- **WHAT IS NEEDED**: Could you copy every line from the material below in which "JSON" appears?

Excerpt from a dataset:
--- Start ---
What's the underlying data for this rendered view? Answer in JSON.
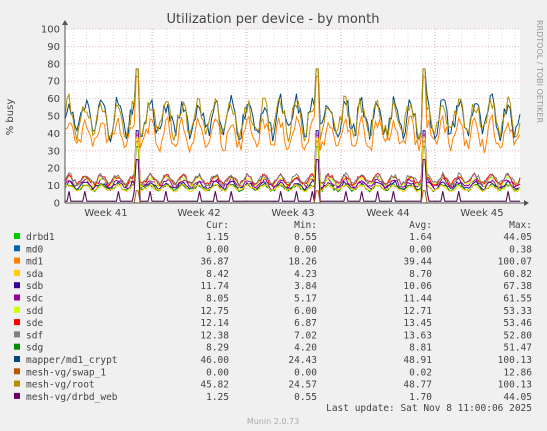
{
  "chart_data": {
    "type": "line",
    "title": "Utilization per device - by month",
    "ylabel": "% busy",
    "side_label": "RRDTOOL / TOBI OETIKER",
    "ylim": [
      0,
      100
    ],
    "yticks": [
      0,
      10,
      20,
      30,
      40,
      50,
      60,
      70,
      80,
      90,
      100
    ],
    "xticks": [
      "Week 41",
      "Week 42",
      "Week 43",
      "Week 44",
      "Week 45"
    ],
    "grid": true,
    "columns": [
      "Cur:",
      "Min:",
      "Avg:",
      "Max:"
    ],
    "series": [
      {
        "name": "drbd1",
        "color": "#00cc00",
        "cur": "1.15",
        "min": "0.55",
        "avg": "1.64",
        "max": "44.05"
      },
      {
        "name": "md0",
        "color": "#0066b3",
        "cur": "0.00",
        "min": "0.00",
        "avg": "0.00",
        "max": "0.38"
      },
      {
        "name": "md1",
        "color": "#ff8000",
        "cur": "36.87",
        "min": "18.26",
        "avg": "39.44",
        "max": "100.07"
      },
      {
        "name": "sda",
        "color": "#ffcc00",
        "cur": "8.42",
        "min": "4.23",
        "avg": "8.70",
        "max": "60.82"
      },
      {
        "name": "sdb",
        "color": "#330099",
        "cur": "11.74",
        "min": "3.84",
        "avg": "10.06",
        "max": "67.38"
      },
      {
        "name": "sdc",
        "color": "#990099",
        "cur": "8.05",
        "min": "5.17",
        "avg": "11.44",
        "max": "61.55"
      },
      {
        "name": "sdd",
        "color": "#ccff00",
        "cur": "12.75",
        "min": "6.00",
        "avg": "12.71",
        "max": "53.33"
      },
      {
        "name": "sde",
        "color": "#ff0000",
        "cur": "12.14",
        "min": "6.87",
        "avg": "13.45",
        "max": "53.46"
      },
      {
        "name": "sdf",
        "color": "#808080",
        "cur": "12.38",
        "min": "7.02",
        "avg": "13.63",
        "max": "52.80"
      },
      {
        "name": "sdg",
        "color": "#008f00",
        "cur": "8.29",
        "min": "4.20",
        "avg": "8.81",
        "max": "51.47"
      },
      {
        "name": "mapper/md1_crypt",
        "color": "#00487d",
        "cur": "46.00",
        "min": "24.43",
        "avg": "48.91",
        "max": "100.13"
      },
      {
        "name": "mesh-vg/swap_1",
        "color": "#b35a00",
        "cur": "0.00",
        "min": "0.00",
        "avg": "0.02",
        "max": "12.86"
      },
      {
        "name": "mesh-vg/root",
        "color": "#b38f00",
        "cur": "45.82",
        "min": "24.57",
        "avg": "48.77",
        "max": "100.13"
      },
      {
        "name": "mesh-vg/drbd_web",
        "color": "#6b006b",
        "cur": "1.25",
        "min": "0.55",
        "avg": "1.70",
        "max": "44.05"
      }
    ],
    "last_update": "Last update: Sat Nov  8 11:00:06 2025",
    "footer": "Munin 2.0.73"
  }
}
--- End ---
--- Start ---
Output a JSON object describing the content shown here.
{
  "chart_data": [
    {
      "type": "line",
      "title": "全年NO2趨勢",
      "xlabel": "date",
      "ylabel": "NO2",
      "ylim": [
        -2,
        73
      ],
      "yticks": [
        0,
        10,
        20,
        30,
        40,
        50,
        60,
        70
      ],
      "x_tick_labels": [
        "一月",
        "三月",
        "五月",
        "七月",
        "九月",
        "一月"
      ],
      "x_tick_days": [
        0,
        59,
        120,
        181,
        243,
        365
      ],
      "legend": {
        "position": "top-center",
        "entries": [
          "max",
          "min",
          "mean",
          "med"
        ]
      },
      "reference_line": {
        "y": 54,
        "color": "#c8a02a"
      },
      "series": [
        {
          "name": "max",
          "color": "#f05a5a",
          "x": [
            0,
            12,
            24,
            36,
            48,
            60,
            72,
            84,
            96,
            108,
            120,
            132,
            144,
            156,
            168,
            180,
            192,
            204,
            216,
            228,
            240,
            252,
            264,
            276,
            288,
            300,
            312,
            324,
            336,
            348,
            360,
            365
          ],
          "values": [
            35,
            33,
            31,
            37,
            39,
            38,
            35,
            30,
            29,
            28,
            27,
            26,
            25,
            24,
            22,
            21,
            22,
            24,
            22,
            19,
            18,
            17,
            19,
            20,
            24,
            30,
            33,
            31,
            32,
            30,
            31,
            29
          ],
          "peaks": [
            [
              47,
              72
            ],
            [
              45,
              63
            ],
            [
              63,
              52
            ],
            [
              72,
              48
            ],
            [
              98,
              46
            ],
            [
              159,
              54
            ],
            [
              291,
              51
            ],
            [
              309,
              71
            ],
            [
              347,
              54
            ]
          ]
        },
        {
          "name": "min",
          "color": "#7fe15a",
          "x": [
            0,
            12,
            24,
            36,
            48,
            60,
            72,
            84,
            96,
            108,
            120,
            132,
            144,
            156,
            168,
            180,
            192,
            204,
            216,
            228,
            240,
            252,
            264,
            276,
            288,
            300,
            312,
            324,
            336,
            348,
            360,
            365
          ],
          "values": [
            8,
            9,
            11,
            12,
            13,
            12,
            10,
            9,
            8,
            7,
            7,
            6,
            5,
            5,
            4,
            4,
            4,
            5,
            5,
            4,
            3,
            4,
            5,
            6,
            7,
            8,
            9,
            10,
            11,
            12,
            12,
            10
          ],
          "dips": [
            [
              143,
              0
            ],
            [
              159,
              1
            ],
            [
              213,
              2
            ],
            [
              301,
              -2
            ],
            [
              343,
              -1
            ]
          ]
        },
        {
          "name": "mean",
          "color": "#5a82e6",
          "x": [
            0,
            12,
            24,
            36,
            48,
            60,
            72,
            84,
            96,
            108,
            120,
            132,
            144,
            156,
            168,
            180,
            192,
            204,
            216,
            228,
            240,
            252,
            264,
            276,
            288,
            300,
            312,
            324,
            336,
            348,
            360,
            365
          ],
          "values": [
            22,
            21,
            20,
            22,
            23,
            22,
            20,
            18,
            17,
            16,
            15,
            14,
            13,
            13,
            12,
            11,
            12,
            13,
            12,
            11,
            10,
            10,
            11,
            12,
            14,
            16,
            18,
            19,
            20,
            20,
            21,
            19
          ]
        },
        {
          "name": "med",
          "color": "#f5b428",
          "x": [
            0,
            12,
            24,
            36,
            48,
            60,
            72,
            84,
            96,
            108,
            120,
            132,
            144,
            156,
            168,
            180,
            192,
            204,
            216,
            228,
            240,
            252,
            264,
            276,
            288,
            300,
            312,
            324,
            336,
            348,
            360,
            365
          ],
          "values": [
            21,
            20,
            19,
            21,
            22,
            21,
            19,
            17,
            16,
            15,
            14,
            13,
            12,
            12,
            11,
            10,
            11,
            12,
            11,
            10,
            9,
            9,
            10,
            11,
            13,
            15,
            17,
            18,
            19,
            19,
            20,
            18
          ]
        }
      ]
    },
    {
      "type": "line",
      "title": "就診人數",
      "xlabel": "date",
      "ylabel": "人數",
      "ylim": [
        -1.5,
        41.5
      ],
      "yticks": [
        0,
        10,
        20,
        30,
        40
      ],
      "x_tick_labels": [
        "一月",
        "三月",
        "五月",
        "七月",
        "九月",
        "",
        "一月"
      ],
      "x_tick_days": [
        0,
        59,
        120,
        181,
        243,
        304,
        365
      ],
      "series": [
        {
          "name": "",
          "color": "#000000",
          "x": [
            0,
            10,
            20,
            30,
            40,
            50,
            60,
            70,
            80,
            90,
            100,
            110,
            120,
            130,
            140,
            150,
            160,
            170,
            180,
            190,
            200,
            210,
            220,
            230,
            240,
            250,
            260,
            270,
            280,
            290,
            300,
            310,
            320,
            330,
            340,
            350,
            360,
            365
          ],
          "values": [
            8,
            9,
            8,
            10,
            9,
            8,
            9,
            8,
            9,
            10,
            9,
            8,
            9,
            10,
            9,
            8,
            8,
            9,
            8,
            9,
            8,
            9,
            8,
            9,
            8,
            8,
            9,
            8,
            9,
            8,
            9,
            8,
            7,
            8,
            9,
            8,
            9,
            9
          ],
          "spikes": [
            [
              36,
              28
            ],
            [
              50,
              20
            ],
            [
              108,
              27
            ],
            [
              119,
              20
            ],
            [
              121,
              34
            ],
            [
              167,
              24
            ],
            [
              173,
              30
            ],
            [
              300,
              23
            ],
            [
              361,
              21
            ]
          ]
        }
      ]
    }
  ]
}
--- End ---
- **REPLY TO THE TASK**:
What's the underlying data for this rendered view? Answer in JSON.
Output a JSON object describing the content shown here.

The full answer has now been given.